» Collected data entries:
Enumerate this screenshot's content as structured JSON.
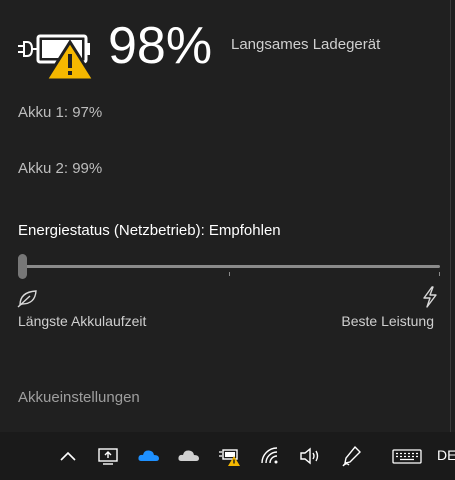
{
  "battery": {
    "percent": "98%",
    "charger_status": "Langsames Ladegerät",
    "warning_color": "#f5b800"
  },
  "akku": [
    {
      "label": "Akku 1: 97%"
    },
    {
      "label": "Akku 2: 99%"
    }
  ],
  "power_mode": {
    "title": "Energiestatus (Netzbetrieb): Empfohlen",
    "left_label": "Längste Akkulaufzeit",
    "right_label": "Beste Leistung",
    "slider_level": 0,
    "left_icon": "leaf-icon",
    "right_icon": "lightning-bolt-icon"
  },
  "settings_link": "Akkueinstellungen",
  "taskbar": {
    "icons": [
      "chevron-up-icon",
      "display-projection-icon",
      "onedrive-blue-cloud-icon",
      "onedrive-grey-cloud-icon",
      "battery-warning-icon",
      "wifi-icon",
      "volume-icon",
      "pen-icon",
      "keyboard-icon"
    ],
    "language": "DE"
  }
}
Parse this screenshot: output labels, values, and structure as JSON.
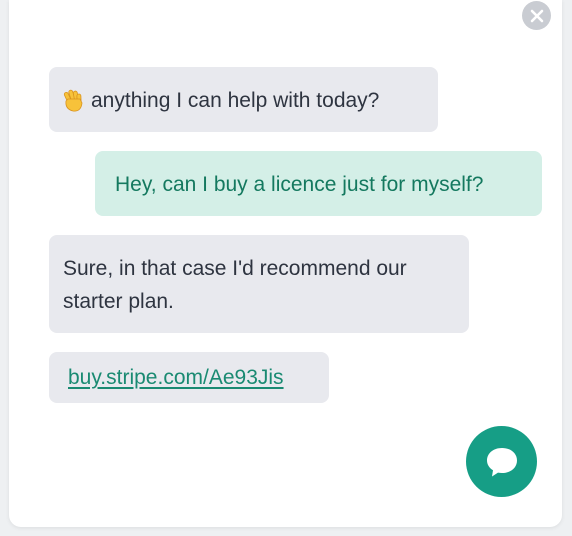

---

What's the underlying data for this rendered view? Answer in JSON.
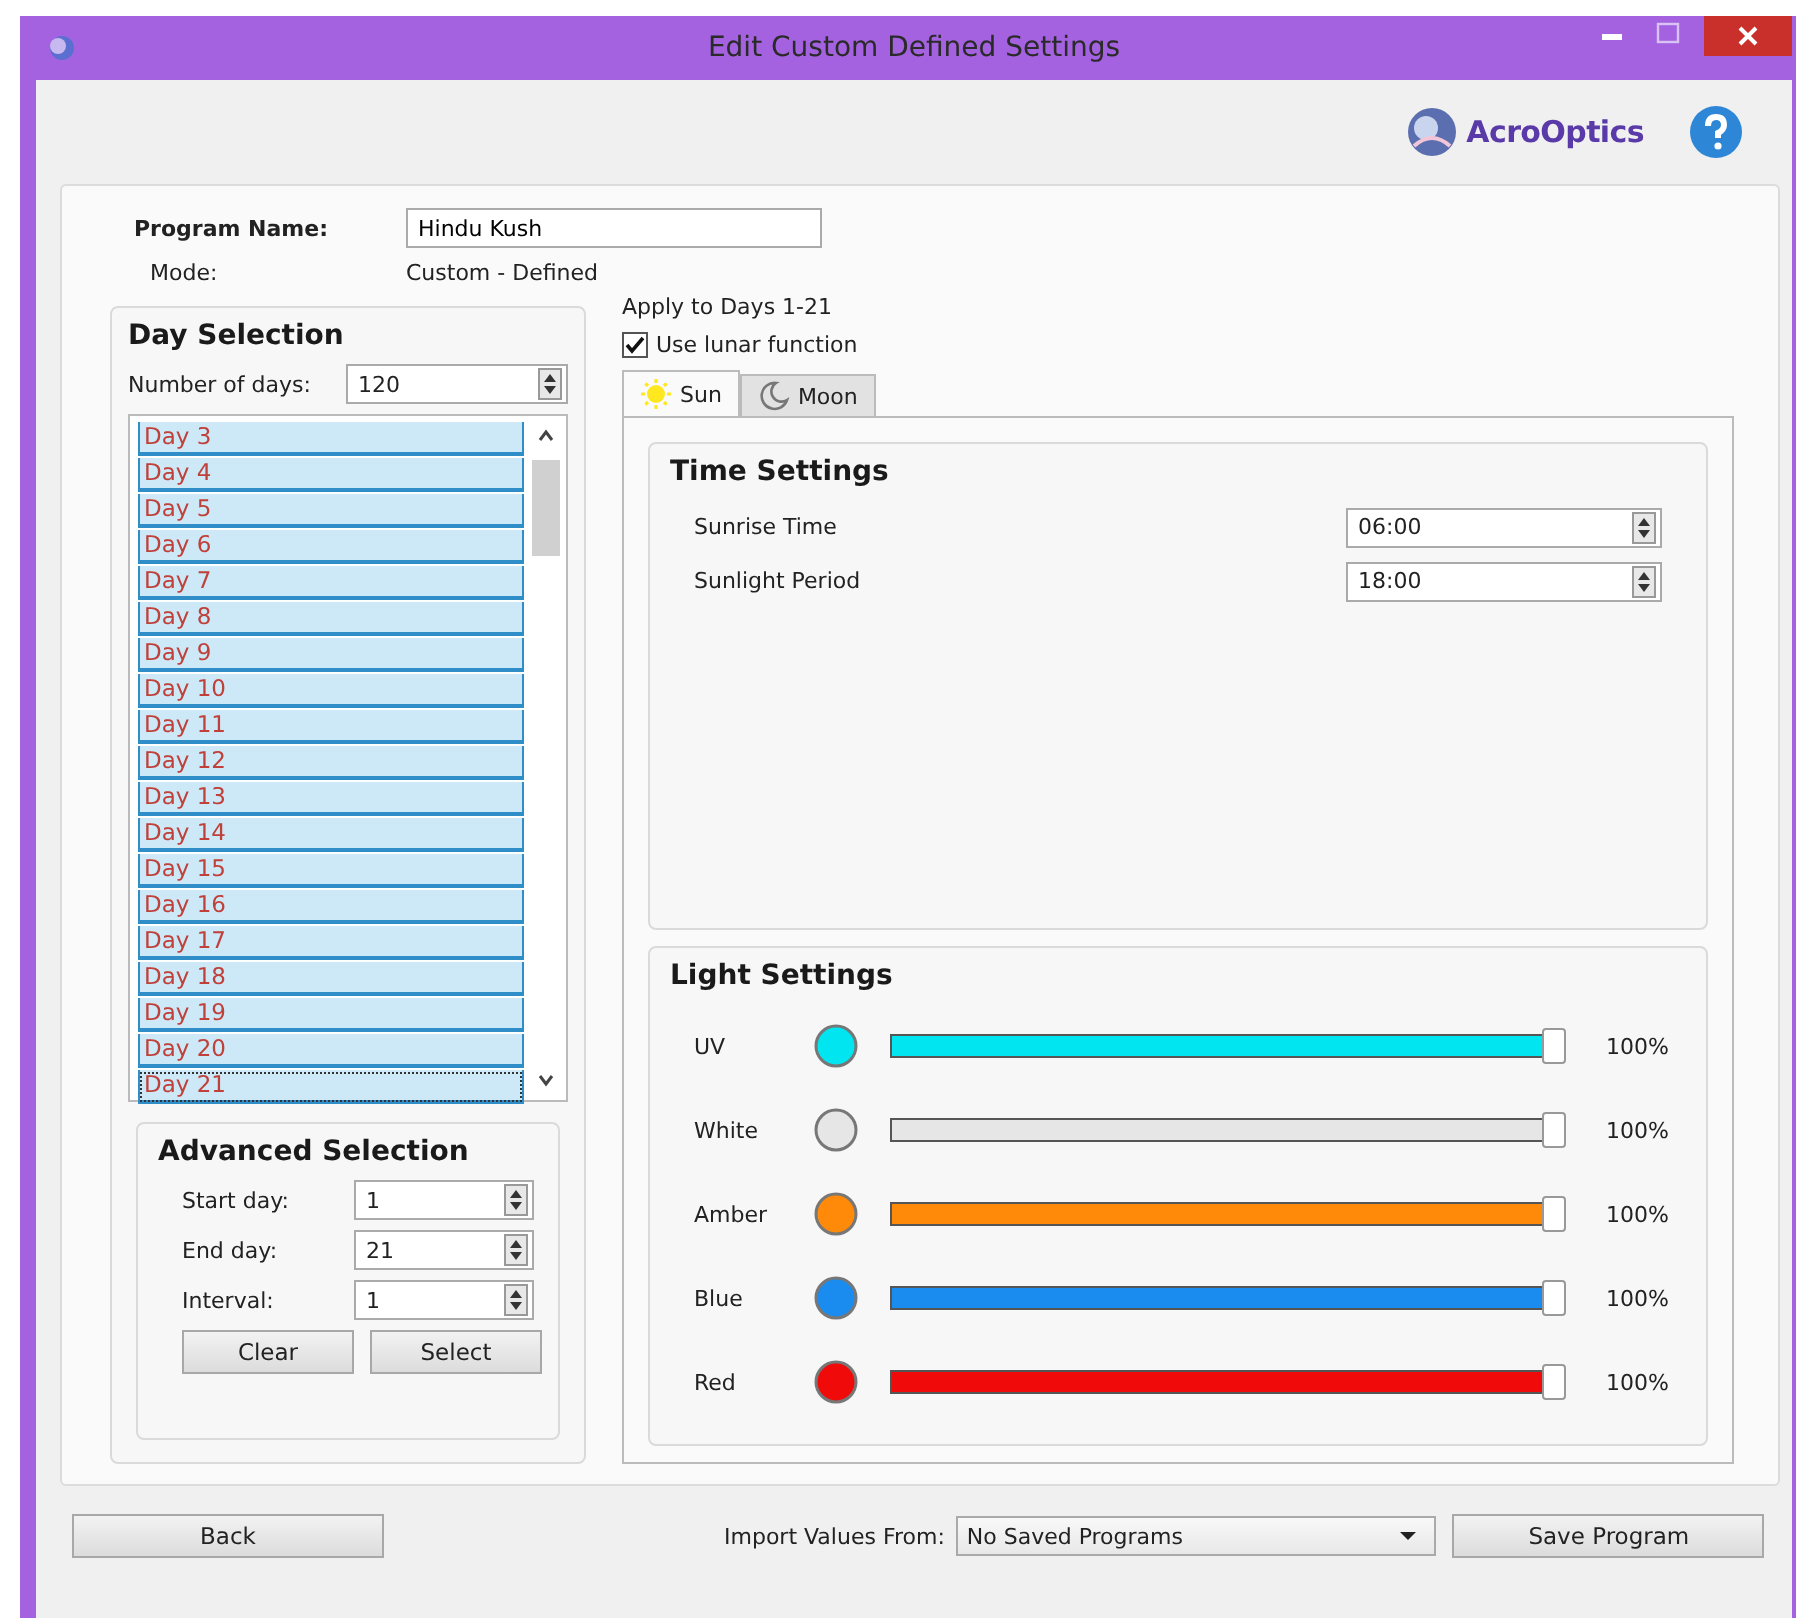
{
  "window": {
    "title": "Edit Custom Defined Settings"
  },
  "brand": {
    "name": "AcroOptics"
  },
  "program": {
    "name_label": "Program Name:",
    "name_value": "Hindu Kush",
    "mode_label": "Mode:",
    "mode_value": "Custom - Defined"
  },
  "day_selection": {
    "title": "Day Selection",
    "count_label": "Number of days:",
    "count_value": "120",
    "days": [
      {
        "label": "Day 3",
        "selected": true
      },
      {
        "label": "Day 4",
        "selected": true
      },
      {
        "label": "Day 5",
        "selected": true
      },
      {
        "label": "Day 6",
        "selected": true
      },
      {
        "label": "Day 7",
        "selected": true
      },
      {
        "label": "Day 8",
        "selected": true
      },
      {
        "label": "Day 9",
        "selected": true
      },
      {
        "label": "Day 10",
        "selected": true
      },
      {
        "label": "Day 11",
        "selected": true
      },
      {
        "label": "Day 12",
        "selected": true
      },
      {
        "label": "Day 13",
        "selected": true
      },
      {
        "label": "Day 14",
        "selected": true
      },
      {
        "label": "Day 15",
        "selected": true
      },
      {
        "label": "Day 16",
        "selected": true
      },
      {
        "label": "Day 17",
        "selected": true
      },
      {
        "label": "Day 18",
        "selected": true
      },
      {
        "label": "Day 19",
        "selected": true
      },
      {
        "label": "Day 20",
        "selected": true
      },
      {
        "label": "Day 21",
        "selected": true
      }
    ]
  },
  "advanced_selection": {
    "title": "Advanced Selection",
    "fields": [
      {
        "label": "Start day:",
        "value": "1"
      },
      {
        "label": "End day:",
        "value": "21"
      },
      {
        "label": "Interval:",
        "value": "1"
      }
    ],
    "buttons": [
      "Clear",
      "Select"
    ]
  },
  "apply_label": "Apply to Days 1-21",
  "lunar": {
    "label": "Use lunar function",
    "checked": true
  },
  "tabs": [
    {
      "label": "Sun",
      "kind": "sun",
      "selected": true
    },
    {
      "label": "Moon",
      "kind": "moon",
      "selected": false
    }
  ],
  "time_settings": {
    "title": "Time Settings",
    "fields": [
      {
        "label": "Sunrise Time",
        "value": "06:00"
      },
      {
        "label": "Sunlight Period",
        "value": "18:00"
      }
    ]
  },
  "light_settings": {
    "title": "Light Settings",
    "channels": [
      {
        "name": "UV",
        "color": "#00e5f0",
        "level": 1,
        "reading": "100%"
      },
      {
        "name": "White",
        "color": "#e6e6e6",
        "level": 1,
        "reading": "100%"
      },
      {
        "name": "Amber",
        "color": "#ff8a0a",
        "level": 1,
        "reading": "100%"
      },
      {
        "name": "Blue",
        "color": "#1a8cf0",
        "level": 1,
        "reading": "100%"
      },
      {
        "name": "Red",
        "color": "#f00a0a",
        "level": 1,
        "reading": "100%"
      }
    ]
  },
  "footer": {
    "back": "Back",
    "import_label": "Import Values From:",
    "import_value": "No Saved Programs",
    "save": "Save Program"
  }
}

* * *

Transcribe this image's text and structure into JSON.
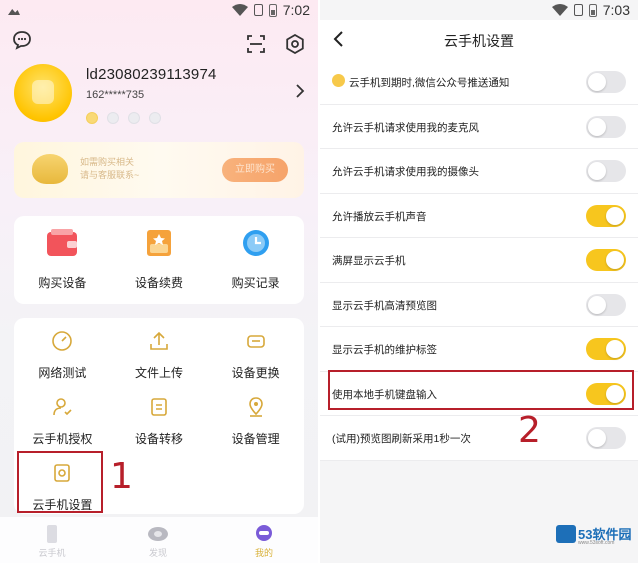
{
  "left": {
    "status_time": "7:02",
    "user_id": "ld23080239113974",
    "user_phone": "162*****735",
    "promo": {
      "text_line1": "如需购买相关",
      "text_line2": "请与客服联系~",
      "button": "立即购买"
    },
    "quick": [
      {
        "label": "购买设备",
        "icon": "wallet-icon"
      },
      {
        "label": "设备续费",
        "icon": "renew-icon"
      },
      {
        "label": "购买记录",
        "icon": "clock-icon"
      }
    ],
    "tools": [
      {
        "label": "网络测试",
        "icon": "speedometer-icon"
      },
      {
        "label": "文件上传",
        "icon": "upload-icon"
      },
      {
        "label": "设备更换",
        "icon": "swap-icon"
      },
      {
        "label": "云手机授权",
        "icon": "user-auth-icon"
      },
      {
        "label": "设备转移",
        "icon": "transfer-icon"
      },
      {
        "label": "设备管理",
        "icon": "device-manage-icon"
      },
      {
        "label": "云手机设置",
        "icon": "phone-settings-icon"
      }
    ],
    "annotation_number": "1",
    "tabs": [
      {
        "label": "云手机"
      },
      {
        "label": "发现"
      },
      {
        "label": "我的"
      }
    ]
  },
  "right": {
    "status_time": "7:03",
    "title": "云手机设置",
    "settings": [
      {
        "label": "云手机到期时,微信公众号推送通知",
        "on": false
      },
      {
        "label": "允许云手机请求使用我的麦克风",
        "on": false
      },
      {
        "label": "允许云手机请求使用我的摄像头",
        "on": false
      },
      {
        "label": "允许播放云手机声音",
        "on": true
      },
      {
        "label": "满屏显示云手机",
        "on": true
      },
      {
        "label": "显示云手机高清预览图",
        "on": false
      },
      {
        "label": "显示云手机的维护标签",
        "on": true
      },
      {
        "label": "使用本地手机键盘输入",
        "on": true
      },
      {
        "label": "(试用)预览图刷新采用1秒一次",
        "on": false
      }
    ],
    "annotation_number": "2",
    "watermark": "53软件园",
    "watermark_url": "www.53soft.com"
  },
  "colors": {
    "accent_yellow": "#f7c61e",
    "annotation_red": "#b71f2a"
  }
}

» What is asked:
The copy should hold exactly the lines from the line with "Enumerate this screenshot's" to the line with "Parse this screenshot: output", both ends in, set down without any pictures and with nothing added.

» The reply:
Enumerate this screenshot's content as structured JSON.
{
  "battery": {
    "percent": "98%",
    "charger_status": "Langsames Ladegerät",
    "warning_color": "#f5b800"
  },
  "akku": [
    {
      "label": "Akku 1: 97%"
    },
    {
      "label": "Akku 2: 99%"
    }
  ],
  "power_mode": {
    "title": "Energiestatus (Netzbetrieb): Empfohlen",
    "left_label": "Längste Akkulaufzeit",
    "right_label": "Beste Leistung",
    "slider_level": 0,
    "left_icon": "leaf-icon",
    "right_icon": "lightning-bolt-icon"
  },
  "settings_link": "Akkueinstellungen",
  "taskbar": {
    "icons": [
      "chevron-up-icon",
      "display-projection-icon",
      "onedrive-blue-cloud-icon",
      "onedrive-grey-cloud-icon",
      "battery-warning-icon",
      "wifi-icon",
      "volume-icon",
      "pen-icon",
      "keyboard-icon"
    ],
    "language": "DE"
  }
}
Parse this screenshot: output labels, values, and structure as JSON.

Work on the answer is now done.